> [WHAT TO DO]:
Please write out the complete listing that follows, exactly as it reads.

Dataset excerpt

** begin **

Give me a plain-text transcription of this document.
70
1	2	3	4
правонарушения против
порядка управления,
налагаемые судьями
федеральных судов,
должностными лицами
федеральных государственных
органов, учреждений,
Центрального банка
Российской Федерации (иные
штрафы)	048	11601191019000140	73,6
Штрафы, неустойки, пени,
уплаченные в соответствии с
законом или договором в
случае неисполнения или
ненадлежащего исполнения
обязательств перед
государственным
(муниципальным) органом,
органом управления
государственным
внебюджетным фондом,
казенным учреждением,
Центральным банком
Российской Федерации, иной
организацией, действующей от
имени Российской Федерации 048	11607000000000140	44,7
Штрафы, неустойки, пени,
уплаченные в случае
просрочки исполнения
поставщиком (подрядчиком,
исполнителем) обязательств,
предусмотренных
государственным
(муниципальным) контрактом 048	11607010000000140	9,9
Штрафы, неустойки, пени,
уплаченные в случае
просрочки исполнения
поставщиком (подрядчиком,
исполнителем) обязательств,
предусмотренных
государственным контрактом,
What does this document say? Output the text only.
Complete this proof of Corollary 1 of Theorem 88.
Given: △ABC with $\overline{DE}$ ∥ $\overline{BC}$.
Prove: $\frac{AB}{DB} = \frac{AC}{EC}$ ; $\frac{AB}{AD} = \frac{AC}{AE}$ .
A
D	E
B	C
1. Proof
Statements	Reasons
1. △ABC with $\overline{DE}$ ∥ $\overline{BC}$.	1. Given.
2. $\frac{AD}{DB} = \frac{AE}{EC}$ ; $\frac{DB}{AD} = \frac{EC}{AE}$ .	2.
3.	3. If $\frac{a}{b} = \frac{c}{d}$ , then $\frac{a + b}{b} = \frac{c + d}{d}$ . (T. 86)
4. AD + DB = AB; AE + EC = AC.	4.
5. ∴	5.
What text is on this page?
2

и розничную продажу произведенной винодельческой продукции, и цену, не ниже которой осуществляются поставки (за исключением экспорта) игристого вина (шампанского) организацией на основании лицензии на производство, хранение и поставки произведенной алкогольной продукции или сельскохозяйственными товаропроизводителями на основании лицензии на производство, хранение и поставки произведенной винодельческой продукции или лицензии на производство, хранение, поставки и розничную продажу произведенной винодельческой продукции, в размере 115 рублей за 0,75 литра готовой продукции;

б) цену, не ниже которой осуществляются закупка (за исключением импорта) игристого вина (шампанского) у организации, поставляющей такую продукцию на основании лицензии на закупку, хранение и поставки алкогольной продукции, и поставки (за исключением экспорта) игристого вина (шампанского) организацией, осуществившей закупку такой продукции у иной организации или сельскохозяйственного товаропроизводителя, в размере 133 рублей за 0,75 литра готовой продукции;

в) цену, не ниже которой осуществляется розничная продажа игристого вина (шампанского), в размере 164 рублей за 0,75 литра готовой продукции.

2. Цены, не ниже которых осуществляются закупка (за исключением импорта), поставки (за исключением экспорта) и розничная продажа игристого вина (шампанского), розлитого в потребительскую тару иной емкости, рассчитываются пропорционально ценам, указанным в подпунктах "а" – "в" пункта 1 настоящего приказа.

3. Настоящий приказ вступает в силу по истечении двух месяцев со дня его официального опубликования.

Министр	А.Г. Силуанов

** end **

> [IN RESPONSE]:
Give me a plain-text transcription of this document.
70
1	2	3	4
правонарушения против
порядка управления,
налагаемые судьями
федеральных судов,
должностными лицами
федеральных государственных
органов, учреждений,
Центрального банка
Российской Федерации (иные
штрафы)	048	11601191019000140	73,6
Штрафы, неустойки, пени,
уплаченные в соответствии с
законом или договором в
случае неисполнения или
ненадлежащего исполнения
обязательств перед
государственным
(муниципальным) органом,
органом управления
государственным
внебюджетным фондом,
казенным учреждением,
Центральным банком
Российской Федерации, иной
организацией, действующей от
имени Российской Федерации 048	11607000000000140	44,7
Штрафы, неустойки, пени,
уплаченные в случае
просрочки исполнения
поставщиком (подрядчиком,
исполнителем) обязательств,
предусмотренных
государственным
(муниципальным) контрактом 048	11607010000000140	9,9
Штрафы, неустойки, пени,
уплаченные в случае
просрочки исполнения
поставщиком (подрядчиком,
исполнителем) обязательств,
предусмотренных
государственным контрактом,
What does this document say? Output the text only.
Complete this proof of Corollary 1 of Theorem 88.
Given: △ABC with $\overline{DE}$ ∥ $\overline{BC}$.
Prove: $\frac{AB}{DB} = \frac{AC}{EC}$ ; $\frac{AB}{AD} = \frac{AC}{AE}$ .
A
D	E
B	C
1. Proof
Statements	Reasons
1. △ABC with $\overline{DE}$ ∥ $\overline{BC}$.	1. Given.
2. $\frac{AD}{DB} = \frac{AE}{EC}$ ; $\frac{DB}{AD} = \frac{EC}{AE}$ .	2.
3.	3. If $\frac{a}{b} = \frac{c}{d}$ , then $\frac{a + b}{b} = \frac{c + d}{d}$ . (T. 86)
4. AD + DB = AB; AE + EC = AC.	4.
5. ∴	5.
What text is on this page?
2

и розничную продажу произведенной винодельческой продукции, и цену, не ниже которой осуществляются поставки (за исключением экспорта) игристого вина (шампанского) организацией на основании лицензии на производство, хранение и поставки произведенной алкогольной продукции или сельскохозяйственными товаропроизводителями на основании лицензии на производство, хранение и поставки произведенной винодельческой продукции или лицензии на производство, хранение, поставки и розничную продажу произведенной винодельческой продукции, в размере 115 рублей за 0,75 литра готовой продукции;

б) цену, не ниже которой осуществляются закупка (за исключением импорта) игристого вина (шампанского) у организации, поставляющей такую продукцию на основании лицензии на закупку, хранение и поставки алкогольной продукции, и поставки (за исключением экспорта) игристого вина (шампанского) организацией, осуществившей закупку такой продукции у иной организации или сельскохозяйственного товаропроизводителя, в размере 133 рублей за 0,75 литра готовой продукции;

в) цену, не ниже которой осуществляется розничная продажа игристого вина (шампанского), в размере 164 рублей за 0,75 литра готовой продукции.

2. Цены, не ниже которых осуществляются закупка (за исключением импорта), поставки (за исключением экспорта) и розничная продажа игристого вина (шампанского), розлитого в потребительскую тару иной емкости, рассчитываются пропорционально ценам, указанным в подпунктах "а" – "в" пункта 1 настоящего приказа.

3. Настоящий приказ вступает в силу по истечении двух месяцев со дня его официального опубликования.

Министр	А.Г. Силуанов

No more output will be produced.